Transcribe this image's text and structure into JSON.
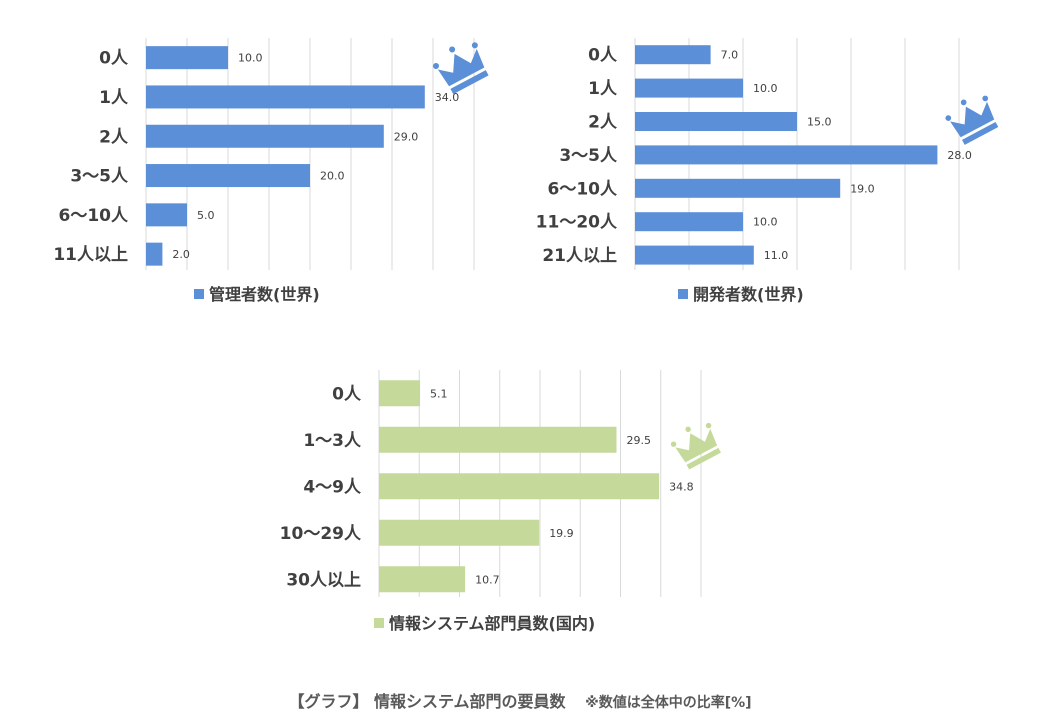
{
  "chart_data": [
    {
      "type": "bar",
      "orientation": "horizontal",
      "categories": [
        "0人",
        "1人",
        "2人",
        "3～5人",
        "6～10人",
        "11人以上"
      ],
      "series": [
        {
          "name": "管理者数(世界)",
          "values": [
            10.0,
            34.0,
            29.0,
            20.0,
            5.0,
            2.0
          ]
        }
      ],
      "color": "#5b8fd7",
      "xlim": [
        0,
        40
      ],
      "grid": true,
      "legend": "bottom",
      "crown_icon_on": "1人"
    },
    {
      "type": "bar",
      "orientation": "horizontal",
      "categories": [
        "0人",
        "1人",
        "2人",
        "3～5人",
        "6～10人",
        "11～20人",
        "21人以上"
      ],
      "series": [
        {
          "name": "開発者数(世界)",
          "values": [
            7.0,
            10.0,
            15.0,
            28.0,
            19.0,
            10.0,
            11.0
          ]
        }
      ],
      "color": "#5b8fd7",
      "xlim": [
        0,
        30
      ],
      "grid": true,
      "legend": "bottom",
      "crown_icon_on": "3～5人"
    },
    {
      "type": "bar",
      "orientation": "horizontal",
      "categories": [
        "0人",
        "1～3人",
        "4～9人",
        "10～29人",
        "30人以上"
      ],
      "series": [
        {
          "name": "情報システム部門員数(国内)",
          "values": [
            5.1,
            29.5,
            34.8,
            19.9,
            10.7
          ]
        }
      ],
      "color": "#c5d99b",
      "xlim": [
        0,
        40
      ],
      "grid": true,
      "legend": "bottom",
      "crown_icon_on": "4～9人"
    }
  ],
  "caption": {
    "main": "【グラフ】 情報システム部門の要員数",
    "note": "※数値は全体中の比率[%]"
  },
  "icons": {
    "crown": "crown-icon"
  },
  "colors": {
    "blue_crown": "#5b8fd7",
    "green_crown": "#c5d99b"
  }
}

|---|

_JOB:_
Leave the pictures out and output the rest of the listing exactly.

_SOLUTION BELOW:_
Transcribe this image's text and structure into JSON.
{
  "chart_data": [
    {
      "type": "bar",
      "orientation": "horizontal",
      "categories": [
        "0人",
        "1人",
        "2人",
        "3～5人",
        "6～10人",
        "11人以上"
      ],
      "series": [
        {
          "name": "管理者数(世界)",
          "values": [
            10.0,
            34.0,
            29.0,
            20.0,
            5.0,
            2.0
          ]
        }
      ],
      "color": "#5b8fd7",
      "xlim": [
        0,
        40
      ],
      "grid": true,
      "legend": "bottom",
      "crown_icon_on": "1人"
    },
    {
      "type": "bar",
      "orientation": "horizontal",
      "categories": [
        "0人",
        "1人",
        "2人",
        "3～5人",
        "6～10人",
        "11～20人",
        "21人以上"
      ],
      "series": [
        {
          "name": "開発者数(世界)",
          "values": [
            7.0,
            10.0,
            15.0,
            28.0,
            19.0,
            10.0,
            11.0
          ]
        }
      ],
      "color": "#5b8fd7",
      "xlim": [
        0,
        30
      ],
      "grid": true,
      "legend": "bottom",
      "crown_icon_on": "3～5人"
    },
    {
      "type": "bar",
      "orientation": "horizontal",
      "categories": [
        "0人",
        "1～3人",
        "4～9人",
        "10～29人",
        "30人以上"
      ],
      "series": [
        {
          "name": "情報システム部門員数(国内)",
          "values": [
            5.1,
            29.5,
            34.8,
            19.9,
            10.7
          ]
        }
      ],
      "color": "#c5d99b",
      "xlim": [
        0,
        40
      ],
      "grid": true,
      "legend": "bottom",
      "crown_icon_on": "4～9人"
    }
  ],
  "caption": {
    "main": "【グラフ】 情報システム部門の要員数",
    "note": "※数値は全体中の比率[%]"
  },
  "icons": {
    "crown": "crown-icon"
  },
  "colors": {
    "blue_crown": "#5b8fd7",
    "green_crown": "#c5d99b"
  }
}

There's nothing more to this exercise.